### Exercice 1
Reproduisez telles quelles les entrées, de la toute première jusqu'à la ligne contenant « x-tick-label: Q4 2007 — [362, 422, 435, 442] », celle-ci comprise.

### Texte de la page
Nickson est comme notre guide sur place car les stagiaires ne connaissent pas les chemins. Pour éviter de faire toujours les mêmes boucles ou alors se perdre, il emmène le groupe sur des nouveaux tracés. Flexible, il sait s’adapter au niveau général du groupe qu’il emmène, même s’il n’hésite pas à ajouter quelques kilomètres à une séance en prétextant une petite erreur de parcours. On ne lui en veut pas, il souhaite le meilleur pour nous ! Adepte des séances de côte malgré ses cuisses de poulet, il est capable de dégoter des parcours avec 500m de d+ sur 20km ! Grâce à lui, j’ai eu la possibilité de découvrir des superbes chemins tout en progressant au fil des semaines !
Sport national
La force d’Iten, c’est que TOUT LE MONDE pratique la course à pied. Du petit garçon de 5 ans qui part à l’école en courant à l’élite international, les habitants d’Iten ont ce sport dans la peau.
Anecdote
Dès mon premier jour, j’ai pris part au footing de 16:30. Une petite sortie de 7 km à allure 5’30, pour faire connaissance avec le groupe. Sur notre retour, les enfants sortants de l’école ont couru plusieurs minutes avec nous, pour le plaisir, en tenant leur sac à dos d’une main pour éviter qu’il ne bouge dans leur dos. Une belle surprise en guise d’accueil. J’ai vu des vidéos d’un monsieur en costume, chaussures de ville et mallette à la main… tout est possible. Ce sport est magnifique.
Des groupes d’entraînement Kenyans existent dans le village, avec des rendez-vous hebdomadaires : fartlek le mardi et jeudi matin, tempo le mercredi.
J’aurais aimé prendre part plus souvent aux entraînements Kenyans, mais j’avais organisé mon plan d’entraînement avec des séances de piste le mardi et le jeudi. J’ai préféré me tenir au programme plutôt que de le modifier.
Le fartlek Kenyan
J’ai tout de même participé une fois au Fartlek du Mardi matin : 20×1’/1’ dans les chemins en terre rouge autour d’Iten. Allure rapide 2’50, allure de récup 3’50. Je n’ai même pas réussi à courir 2 intervalles avec le groupe de tête. Il y a tellement d’athlètes qu’il faut regarder ses pieds en permanence pour éviter de chuter, et le niveau est impressionnant. J’avais l’impression de me faire déposer par des femmes de 40 ans avec 3 enfants. Au final, j’ai fait seulement 10×1’/1’, pas à 2’50, en essayant de survivre jusqu’à la fin de la boucle. Expérience unique pour moi, qui remet n’importe quel athlète un peu arrogant bien à sa place. Vivement recommandé !

### Exercice 2
Selon le texte de la page sur Iten, quels jours ont lieu les fartleks des groupes d'entraînement kényans ?

### Données fournies
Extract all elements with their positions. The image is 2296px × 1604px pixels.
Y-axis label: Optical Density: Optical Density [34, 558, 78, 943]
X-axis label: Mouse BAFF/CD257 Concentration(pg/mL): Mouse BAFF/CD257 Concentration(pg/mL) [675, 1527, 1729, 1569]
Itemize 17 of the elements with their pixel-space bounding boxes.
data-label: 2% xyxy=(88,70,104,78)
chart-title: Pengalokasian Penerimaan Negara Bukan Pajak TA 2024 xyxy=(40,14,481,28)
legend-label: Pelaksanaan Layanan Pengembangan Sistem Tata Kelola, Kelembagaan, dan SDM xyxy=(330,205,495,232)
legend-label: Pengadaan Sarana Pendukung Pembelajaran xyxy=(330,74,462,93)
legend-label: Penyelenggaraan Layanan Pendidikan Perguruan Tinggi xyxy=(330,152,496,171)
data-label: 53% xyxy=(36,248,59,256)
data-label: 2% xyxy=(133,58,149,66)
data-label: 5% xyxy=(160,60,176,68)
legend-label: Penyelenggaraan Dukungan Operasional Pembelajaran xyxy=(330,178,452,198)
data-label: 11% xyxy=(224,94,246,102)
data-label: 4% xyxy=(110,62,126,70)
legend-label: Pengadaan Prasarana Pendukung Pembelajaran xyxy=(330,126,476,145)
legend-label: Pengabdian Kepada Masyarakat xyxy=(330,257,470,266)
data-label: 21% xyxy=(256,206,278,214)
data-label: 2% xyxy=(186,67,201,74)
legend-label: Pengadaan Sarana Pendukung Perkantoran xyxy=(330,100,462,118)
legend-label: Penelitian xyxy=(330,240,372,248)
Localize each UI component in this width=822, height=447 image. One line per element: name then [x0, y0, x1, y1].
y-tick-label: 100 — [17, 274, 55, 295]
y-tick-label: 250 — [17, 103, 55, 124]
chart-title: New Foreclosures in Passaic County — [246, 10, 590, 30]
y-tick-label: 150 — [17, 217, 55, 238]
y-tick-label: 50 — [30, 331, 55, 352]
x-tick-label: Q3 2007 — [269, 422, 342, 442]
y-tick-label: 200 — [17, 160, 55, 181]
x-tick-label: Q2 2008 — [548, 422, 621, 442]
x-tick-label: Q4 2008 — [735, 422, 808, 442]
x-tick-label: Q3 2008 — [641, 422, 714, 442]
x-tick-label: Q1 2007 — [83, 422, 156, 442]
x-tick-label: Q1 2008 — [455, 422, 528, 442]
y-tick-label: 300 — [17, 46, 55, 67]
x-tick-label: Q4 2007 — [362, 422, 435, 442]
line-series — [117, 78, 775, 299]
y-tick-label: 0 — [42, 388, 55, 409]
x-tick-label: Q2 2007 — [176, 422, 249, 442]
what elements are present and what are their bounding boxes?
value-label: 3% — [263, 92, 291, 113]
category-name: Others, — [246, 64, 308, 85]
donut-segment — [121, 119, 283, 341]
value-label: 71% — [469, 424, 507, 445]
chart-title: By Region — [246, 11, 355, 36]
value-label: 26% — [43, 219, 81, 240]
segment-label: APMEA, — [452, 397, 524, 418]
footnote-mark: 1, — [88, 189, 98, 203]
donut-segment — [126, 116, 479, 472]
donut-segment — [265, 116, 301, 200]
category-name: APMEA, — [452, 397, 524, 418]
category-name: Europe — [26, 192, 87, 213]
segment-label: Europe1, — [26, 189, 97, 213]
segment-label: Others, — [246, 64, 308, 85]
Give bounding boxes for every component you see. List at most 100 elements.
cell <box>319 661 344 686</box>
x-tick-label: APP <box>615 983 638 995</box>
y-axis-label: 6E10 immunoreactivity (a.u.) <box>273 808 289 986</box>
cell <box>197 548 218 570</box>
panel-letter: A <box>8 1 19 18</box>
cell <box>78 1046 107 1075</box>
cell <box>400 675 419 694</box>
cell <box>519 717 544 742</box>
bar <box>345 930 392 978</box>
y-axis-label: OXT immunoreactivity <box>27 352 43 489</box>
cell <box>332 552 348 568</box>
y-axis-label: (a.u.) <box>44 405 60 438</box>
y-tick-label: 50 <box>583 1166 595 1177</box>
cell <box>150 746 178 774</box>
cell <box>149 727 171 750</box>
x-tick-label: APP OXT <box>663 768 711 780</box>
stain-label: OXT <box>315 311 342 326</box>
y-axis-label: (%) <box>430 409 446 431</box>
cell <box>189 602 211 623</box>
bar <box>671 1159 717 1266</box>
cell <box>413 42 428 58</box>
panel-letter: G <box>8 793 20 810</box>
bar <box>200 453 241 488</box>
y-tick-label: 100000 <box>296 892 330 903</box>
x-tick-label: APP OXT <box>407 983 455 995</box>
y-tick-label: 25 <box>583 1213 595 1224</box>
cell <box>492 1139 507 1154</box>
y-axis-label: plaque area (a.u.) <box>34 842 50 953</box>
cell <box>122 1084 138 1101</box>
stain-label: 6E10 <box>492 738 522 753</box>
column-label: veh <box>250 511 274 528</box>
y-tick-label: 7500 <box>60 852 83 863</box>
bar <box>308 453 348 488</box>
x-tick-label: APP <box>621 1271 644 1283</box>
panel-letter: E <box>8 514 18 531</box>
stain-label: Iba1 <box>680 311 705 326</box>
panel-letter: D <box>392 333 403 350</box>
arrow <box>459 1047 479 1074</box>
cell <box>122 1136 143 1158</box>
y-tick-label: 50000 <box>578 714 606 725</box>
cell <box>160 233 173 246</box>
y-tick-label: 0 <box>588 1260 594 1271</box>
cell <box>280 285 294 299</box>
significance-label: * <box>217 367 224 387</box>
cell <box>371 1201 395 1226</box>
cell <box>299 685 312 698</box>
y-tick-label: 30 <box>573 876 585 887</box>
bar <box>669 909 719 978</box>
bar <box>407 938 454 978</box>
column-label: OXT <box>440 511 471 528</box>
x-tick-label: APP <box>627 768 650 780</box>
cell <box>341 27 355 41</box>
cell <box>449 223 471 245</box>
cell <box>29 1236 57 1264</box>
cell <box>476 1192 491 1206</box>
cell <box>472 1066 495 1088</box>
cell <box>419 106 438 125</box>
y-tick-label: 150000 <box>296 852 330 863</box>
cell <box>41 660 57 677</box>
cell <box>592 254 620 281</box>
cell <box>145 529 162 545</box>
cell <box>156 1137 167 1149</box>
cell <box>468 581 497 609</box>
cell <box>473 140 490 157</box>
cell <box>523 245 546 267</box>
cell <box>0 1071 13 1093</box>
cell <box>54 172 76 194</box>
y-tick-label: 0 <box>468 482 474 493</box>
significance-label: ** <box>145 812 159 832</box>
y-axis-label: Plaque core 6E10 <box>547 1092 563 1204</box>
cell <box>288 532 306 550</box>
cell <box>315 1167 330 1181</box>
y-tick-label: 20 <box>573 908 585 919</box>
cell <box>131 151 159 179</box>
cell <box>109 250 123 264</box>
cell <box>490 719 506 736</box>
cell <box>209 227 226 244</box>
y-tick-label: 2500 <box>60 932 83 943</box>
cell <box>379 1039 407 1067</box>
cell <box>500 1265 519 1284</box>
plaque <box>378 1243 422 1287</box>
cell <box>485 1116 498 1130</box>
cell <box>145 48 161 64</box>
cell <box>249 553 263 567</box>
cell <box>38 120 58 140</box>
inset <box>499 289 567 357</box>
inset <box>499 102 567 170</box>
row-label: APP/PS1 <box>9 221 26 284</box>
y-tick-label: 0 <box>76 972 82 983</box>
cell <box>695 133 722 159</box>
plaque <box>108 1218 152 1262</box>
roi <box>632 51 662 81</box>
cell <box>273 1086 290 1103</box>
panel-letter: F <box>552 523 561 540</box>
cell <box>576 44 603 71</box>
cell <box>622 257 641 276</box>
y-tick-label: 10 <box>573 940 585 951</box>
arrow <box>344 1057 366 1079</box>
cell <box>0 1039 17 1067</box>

### Réponse rédigée 1
Extract all elements with their positions. The image is 2296px × 1604px pixels.
Y-axis label: Optical Density: Optical Density [34, 558, 78, 943]
X-axis label: Mouse BAFF/CD257 Concentration(pg/mL): Mouse BAFF/CD257 Concentration(pg/mL) [675, 1527, 1729, 1569]
Itemize 17 of the elements with their pixel-space bounding boxes.
data-label: 2% xyxy=(88,70,104,78)
chart-title: Pengalokasian Penerimaan Negara Bukan Pajak TA 2024 xyxy=(40,14,481,28)
legend-label: Pelaksanaan Layanan Pengembangan Sistem Tata Kelola, Kelembagaan, dan SDM xyxy=(330,205,495,232)
legend-label: Pengadaan Sarana Pendukung Pembelajaran xyxy=(330,74,462,93)
legend-label: Penyelenggaraan Layanan Pendidikan Perguruan Tinggi xyxy=(330,152,496,171)
data-label: 53% xyxy=(36,248,59,256)
data-label: 2% xyxy=(133,58,149,66)
data-label: 5% xyxy=(160,60,176,68)
legend-label: Penyelenggaraan Dukungan Operasional Pembelajaran xyxy=(330,178,452,198)
data-label: 11% xyxy=(224,94,246,102)
data-label: 4% xyxy=(110,62,126,70)
legend-label: Pengadaan Prasarana Pendukung Pembelajaran xyxy=(330,126,476,145)
legend-label: Pengabdian Kepada Masyarakat xyxy=(330,257,470,266)
data-label: 21% xyxy=(256,206,278,214)
data-label: 2% xyxy=(186,67,201,74)
legend-label: Pengadaan Sarana Pendukung Perkantoran xyxy=(330,100,462,118)
legend-label: Penelitian xyxy=(330,240,372,248)
Localize each UI component in this width=822, height=447 image. One line per element: name then [x0, y0, x1, y1].
y-tick-label: 100 — [17, 274, 55, 295]
y-tick-label: 250 — [17, 103, 55, 124]
chart-title: New Foreclosures in Passaic County — [246, 10, 590, 30]
y-tick-label: 150 — [17, 217, 55, 238]
y-tick-label: 50 — [30, 331, 55, 352]
x-tick-label: Q3 2007 — [269, 422, 342, 442]
y-tick-label: 200 — [17, 160, 55, 181]
x-tick-label: Q2 2008 — [548, 422, 621, 442]
x-tick-label: Q4 2008 — [735, 422, 808, 442]
x-tick-label: Q3 2008 — [641, 422, 714, 442]
x-tick-label: Q1 2007 — [83, 422, 156, 442]
x-tick-label: Q1 2008 — [455, 422, 528, 442]
y-tick-label: 300 — [17, 46, 55, 67]
x-tick-label: Q4 2007 — [362, 422, 435, 442]

### Réponse rédigée 2
Le mardi et le jeudi matin.